• _GIVEN TASK_
Locate all lines in the data below that hold "tahun" and show them.

[START MATERIAL SUPPLIED]

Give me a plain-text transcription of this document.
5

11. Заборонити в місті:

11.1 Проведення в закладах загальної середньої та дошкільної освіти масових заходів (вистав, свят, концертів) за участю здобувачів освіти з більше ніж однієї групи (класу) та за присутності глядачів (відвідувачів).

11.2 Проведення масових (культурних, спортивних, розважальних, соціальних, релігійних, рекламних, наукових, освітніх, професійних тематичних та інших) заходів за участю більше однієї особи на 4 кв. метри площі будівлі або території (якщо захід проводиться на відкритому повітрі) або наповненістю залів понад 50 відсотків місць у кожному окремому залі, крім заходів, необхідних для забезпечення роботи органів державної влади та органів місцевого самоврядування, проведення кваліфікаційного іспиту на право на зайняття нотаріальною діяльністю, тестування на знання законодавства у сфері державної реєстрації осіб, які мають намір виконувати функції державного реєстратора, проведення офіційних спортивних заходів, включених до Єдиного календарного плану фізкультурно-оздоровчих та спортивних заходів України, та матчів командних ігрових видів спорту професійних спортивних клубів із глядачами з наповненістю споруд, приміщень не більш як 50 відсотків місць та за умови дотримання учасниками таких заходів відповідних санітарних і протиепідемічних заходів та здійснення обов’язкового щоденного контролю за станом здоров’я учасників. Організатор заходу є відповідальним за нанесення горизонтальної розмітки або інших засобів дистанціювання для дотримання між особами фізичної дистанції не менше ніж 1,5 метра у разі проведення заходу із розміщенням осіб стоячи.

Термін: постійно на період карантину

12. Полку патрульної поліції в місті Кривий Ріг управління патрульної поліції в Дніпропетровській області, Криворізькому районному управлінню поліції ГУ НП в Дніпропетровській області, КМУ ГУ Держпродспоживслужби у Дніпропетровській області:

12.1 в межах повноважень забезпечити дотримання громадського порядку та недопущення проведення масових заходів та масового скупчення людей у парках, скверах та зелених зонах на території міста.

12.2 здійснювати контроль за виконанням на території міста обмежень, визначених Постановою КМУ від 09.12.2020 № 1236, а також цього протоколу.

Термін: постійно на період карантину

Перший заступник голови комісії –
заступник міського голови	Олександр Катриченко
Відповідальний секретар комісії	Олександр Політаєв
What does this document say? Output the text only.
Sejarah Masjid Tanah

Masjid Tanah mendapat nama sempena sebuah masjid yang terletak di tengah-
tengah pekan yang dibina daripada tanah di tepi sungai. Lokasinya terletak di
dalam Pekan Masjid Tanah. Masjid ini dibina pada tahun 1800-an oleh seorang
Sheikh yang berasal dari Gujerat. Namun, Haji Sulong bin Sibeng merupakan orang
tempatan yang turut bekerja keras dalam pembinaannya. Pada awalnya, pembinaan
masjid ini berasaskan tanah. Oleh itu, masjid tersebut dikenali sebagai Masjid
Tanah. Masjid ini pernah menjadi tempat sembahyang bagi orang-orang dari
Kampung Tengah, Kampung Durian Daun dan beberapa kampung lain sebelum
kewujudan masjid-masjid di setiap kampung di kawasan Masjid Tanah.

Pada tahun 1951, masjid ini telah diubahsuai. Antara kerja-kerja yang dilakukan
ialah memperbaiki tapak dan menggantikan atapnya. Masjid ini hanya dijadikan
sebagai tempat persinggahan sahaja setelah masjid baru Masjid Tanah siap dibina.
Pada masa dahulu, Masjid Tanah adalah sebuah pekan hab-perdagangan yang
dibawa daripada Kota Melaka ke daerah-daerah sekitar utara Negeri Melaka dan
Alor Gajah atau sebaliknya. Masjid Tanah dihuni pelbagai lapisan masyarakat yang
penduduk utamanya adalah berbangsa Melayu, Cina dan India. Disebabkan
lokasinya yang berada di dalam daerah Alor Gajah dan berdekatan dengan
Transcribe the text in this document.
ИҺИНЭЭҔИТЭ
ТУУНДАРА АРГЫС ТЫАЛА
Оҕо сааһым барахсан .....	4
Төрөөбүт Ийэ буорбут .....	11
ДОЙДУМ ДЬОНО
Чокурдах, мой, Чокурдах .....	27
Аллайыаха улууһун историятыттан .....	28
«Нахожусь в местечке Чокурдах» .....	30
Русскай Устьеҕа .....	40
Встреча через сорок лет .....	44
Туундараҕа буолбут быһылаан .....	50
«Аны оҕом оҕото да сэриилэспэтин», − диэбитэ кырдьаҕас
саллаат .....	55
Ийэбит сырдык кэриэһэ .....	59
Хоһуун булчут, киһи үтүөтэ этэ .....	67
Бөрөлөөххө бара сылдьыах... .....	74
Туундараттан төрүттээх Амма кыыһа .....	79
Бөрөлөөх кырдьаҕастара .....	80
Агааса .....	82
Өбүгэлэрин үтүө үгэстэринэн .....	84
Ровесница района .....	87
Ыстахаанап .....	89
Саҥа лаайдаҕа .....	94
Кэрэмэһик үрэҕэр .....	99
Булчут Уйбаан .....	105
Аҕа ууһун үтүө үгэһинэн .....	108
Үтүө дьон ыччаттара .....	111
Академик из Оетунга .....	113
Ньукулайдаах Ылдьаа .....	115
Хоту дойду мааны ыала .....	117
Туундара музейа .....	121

[END MATERIAL SUPPLIED]

• _CORRECT ANSWER_
dalam Pekan Masjid Tanah. Masjid ini dibina pada tahun 1800-an oleh seorang
Pada tahun 1951, masjid ini telah diubahsuai. Antara kerja-kerja yang dilakukan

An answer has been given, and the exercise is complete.